▶ **Dataset content**
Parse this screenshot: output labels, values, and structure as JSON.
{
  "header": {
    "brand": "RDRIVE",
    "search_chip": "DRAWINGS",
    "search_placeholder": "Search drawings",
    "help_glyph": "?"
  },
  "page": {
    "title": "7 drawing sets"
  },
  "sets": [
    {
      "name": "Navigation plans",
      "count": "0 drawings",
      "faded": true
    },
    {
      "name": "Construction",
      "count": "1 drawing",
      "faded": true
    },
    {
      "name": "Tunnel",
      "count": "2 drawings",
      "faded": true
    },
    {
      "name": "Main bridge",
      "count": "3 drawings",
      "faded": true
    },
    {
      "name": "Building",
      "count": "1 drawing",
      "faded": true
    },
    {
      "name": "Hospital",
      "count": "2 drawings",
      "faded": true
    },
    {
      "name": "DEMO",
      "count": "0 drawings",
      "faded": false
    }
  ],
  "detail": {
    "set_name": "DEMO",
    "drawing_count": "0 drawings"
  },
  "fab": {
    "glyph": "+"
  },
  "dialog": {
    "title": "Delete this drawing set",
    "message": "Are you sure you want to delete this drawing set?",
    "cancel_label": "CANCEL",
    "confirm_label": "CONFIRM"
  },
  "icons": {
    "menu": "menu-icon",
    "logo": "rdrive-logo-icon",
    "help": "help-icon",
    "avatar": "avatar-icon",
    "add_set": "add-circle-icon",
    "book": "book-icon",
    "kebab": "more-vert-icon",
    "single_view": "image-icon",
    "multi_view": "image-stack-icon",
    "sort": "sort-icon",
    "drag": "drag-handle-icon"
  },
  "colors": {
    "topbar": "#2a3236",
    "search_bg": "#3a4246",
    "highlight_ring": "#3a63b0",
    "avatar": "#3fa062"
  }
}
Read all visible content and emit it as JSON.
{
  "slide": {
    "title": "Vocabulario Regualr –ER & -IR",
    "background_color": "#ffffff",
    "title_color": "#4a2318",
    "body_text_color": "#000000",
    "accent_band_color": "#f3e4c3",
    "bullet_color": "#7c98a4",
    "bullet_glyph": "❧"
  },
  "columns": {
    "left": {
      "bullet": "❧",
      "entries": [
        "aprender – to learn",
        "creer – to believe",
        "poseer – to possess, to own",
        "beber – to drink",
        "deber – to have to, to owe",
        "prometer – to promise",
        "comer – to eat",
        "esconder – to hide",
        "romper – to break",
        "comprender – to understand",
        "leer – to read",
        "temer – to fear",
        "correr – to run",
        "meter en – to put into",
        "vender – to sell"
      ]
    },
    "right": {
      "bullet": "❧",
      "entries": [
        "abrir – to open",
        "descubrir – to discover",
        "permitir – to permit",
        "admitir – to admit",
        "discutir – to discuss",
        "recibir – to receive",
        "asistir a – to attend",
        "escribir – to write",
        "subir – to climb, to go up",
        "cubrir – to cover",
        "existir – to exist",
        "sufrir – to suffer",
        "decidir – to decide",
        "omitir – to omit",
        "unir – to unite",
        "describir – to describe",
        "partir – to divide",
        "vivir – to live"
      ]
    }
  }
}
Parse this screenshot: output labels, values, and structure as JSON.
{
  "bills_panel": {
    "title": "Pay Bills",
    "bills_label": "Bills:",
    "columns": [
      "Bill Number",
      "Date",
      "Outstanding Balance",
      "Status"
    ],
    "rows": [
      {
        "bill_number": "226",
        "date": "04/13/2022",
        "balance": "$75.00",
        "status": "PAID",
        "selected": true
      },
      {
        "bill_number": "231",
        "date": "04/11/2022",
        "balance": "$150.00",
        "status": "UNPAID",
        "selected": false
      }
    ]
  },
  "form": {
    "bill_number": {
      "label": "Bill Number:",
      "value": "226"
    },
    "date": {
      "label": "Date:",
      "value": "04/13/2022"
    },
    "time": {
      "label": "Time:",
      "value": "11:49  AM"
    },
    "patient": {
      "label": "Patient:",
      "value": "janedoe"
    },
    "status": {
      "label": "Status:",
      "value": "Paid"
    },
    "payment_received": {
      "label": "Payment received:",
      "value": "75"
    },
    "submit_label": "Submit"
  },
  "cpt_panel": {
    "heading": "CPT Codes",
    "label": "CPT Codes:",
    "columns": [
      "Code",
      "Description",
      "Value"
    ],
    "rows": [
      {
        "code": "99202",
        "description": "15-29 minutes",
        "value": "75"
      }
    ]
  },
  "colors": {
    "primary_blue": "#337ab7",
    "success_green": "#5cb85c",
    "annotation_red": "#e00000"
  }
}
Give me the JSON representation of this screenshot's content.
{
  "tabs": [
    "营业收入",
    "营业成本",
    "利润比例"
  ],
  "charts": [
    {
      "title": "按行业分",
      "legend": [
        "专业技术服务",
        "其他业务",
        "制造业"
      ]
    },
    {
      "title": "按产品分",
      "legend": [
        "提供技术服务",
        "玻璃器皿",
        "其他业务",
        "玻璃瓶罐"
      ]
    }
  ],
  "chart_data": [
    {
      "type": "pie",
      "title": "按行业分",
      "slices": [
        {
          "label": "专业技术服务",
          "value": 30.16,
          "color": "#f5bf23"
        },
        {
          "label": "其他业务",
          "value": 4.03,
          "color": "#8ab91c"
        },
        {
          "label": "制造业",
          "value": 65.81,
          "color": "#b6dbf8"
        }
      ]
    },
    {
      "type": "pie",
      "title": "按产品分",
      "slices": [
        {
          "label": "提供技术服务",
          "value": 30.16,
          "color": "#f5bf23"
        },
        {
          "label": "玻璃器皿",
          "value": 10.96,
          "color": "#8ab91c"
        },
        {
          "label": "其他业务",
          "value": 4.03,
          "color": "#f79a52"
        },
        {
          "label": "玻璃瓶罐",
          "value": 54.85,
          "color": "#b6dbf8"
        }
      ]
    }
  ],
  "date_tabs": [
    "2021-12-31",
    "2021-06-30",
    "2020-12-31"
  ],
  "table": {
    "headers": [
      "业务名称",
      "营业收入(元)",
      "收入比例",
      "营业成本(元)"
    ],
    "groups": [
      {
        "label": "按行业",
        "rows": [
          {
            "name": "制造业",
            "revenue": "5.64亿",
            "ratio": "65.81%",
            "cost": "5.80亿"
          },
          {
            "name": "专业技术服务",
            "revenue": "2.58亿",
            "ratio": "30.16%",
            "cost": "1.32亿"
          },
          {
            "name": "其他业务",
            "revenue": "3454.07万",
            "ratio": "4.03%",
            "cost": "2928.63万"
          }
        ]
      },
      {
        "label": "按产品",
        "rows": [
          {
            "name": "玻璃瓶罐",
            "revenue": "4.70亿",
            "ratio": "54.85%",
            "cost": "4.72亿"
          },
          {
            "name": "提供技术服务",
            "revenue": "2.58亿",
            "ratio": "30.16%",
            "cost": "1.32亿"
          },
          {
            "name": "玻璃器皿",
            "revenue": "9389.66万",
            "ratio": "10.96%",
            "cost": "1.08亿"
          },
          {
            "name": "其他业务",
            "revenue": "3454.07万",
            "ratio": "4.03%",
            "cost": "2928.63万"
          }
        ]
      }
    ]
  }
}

▶ **Set exercise**
Copy the data above in full, character for character.

▶ **Task response**
Parse this screenshot: output labels, values, and structure as JSON.
{
  "header": {
    "brand": "RDRIVE",
    "search_chip": "DRAWINGS",
    "search_placeholder": "Search drawings",
    "help_glyph": "?"
  },
  "page": {
    "title": "7 drawing sets"
  },
  "sets": [
    {
      "name": "Navigation plans",
      "count": "0 drawings",
      "faded": true
    },
    {
      "name": "Construction",
      "count": "1 drawing",
      "faded": true
    },
    {
      "name": "Tunnel",
      "count": "2 drawings",
      "faded": true
    },
    {
      "name": "Main bridge",
      "count": "3 drawings",
      "faded": true
    },
    {
      "name": "Building",
      "count": "1 drawing",
      "faded": true
    },
    {
      "name": "Hospital",
      "count": "2 drawings",
      "faded": true
    },
    {
      "name": "DEMO",
      "count": "0 drawings",
      "faded": false
    }
  ],
  "detail": {
    "set_name": "DEMO",
    "drawing_count": "0 drawings"
  },
  "fab": {
    "glyph": "+"
  },
  "dialog": {
    "title": "Delete this drawing set",
    "message": "Are you sure you want to delete this drawing set?",
    "cancel_label": "CANCEL",
    "confirm_label": "CONFIRM"
  },
  "icons": {
    "menu": "menu-icon",
    "logo": "rdrive-logo-icon",
    "help": "help-icon",
    "avatar": "avatar-icon",
    "add_set": "add-circle-icon",
    "book": "book-icon",
    "kebab": "more-vert-icon",
    "single_view": "image-icon",
    "multi_view": "image-stack-icon",
    "sort": "sort-icon",
    "drag": "drag-handle-icon"
  },
  "colors": {
    "topbar": "#2a3236",
    "search_bg": "#3a4246",
    "highlight_ring": "#3a63b0",
    "avatar": "#3fa062"
  }
}
Read all visible content and emit it as JSON.
{
  "slide": {
    "title": "Vocabulario Regualr –ER & -IR",
    "background_color": "#ffffff",
    "title_color": "#4a2318",
    "body_text_color": "#000000",
    "accent_band_color": "#f3e4c3",
    "bullet_color": "#7c98a4",
    "bullet_glyph": "❧"
  },
  "columns": {
    "left": {
      "bullet": "❧",
      "entries": [
        "aprender – to learn",
        "creer – to believe",
        "poseer – to possess, to own",
        "beber – to drink",
        "deber – to have to, to owe",
        "prometer – to promise",
        "comer – to eat",
        "esconder – to hide",
        "romper – to break",
        "comprender – to understand",
        "leer – to read",
        "temer – to fear",
        "correr – to run",
        "meter en – to put into",
        "vender – to sell"
      ]
    },
    "right": {
      "bullet": "❧",
      "entries": [
        "abrir – to open",
        "descubrir – to discover",
        "permitir – to permit",
        "admitir – to admit",
        "discutir – to discuss",
        "recibir – to receive",
        "asistir a – to attend",
        "escribir – to write",
        "subir – to climb, to go up",
        "cubrir – to cover",
        "existir – to exist",
        "sufrir – to suffer",
        "decidir – to decide",
        "omitir – to omit",
        "unir – to unite",
        "describir – to describe",
        "partir – to divide",
        "vivir – to live"
      ]
    }
  }
}
Parse this screenshot: output labels, values, and structure as JSON.
{
  "bills_panel": {
    "title": "Pay Bills",
    "bills_label": "Bills:",
    "columns": [
      "Bill Number",
      "Date",
      "Outstanding Balance",
      "Status"
    ],
    "rows": [
      {
        "bill_number": "226",
        "date": "04/13/2022",
        "balance": "$75.00",
        "status": "PAID",
        "selected": true
      },
      {
        "bill_number": "231",
        "date": "04/11/2022",
        "balance": "$150.00",
        "status": "UNPAID",
        "selected": false
      }
    ]
  },
  "form": {
    "bill_number": {
      "label": "Bill Number:",
      "value": "226"
    },
    "date": {
      "label": "Date:",
      "value": "04/13/2022"
    },
    "time": {
      "label": "Time:",
      "value": "11:49  AM"
    },
    "patient": {
      "label": "Patient:",
      "value": "janedoe"
    },
    "status": {
      "label": "Status:",
      "value": "Paid"
    },
    "payment_received": {
      "label": "Payment received:",
      "value": "75"
    },
    "submit_label": "Submit"
  },
  "cpt_panel": {
    "heading": "CPT Codes",
    "label": "CPT Codes:",
    "columns": [
      "Code",
      "Description",
      "Value"
    ],
    "rows": [
      {
        "code": "99202",
        "description": "15-29 minutes",
        "value": "75"
      }
    ]
  },
  "colors": {
    "primary_blue": "#337ab7",
    "success_green": "#5cb85c",
    "annotation_red": "#e00000"
  }
}
Give me the JSON representation of this screenshot's content.
{
  "tabs": [
    "营业收入",
    "营业成本",
    "利润比例"
  ],
  "charts": [
    {
      "title": "按行业分",
      "legend": [
        "专业技术服务",
        "其他业务",
        "制造业"
      ]
    },
    {
      "title": "按产品分",
      "legend": [
        "提供技术服务",
        "玻璃器皿",
        "其他业务",
        "玻璃瓶罐"
      ]
    }
  ],
  "chart_data": [
    {
      "type": "pie",
      "title": "按行业分",
      "slices": [
        {
          "label": "专业技术服务",
          "value": 30.16,
          "color": "#f5bf23"
        },
        {
          "label": "其他业务",
          "value": 4.03,
          "color": "#8ab91c"
        },
        {
          "label": "制造业",
          "value": 65.81,
          "color": "#b6dbf8"
        }
      ]
    },
    {
      "type": "pie",
      "title": "按产品分",
      "slices": [
        {
          "label": "提供技术服务",
          "value": 30.16,
          "color": "#f5bf23"
        },
        {
          "label": "玻璃器皿",
          "value": 10.96,
          "color": "#8ab91c"
        },
        {
          "label": "其他业务",
          "value": 4.03,
          "color": "#f79a52"
        },
        {
          "label": "玻璃瓶罐",
          "value": 54.85,
          "color": "#b6dbf8"
        }
      ]
    }
  ],
  "date_tabs": [
    "2021-12-31",
    "2021-06-30",
    "2020-12-31"
  ],
  "table": {
    "headers": [
      "业务名称",
      "营业收入(元)",
      "收入比例",
      "营业成本(元)"
    ],
    "groups": [
      {
        "label": "按行业",
        "rows": [
          {
            "name": "制造业",
            "revenue": "5.64亿",
            "ratio": "65.81%",
            "cost": "5.80亿"
          },
          {
            "name": "专业技术服务",
            "revenue": "2.58亿",
            "ratio": "30.16%",
            "cost": "1.32亿"
          },
          {
            "name": "其他业务",
            "revenue": "3454.07万",
            "ratio": "4.03%",
            "cost": "2928.63万"
          }
        ]
      },
      {
        "label": "按产品",
        "rows": [
          {
            "name": "玻璃瓶罐",
            "revenue": "4.70亿",
            "ratio": "54.85%",
            "cost": "4.72亿"
          },
          {
            "name": "提供技术服务",
            "revenue": "2.58亿",
            "ratio": "30.16%",
            "cost": "1.32亿"
          },
          {
            "name": "玻璃器皿",
            "revenue": "9389.66万",
            "ratio": "10.96%",
            "cost": "1.08亿"
          },
          {
            "name": "其他业务",
            "revenue": "3454.07万",
            "ratio": "4.03%",
            "cost": "2928.63万"
          }
        ]
      }
    ]
  }
}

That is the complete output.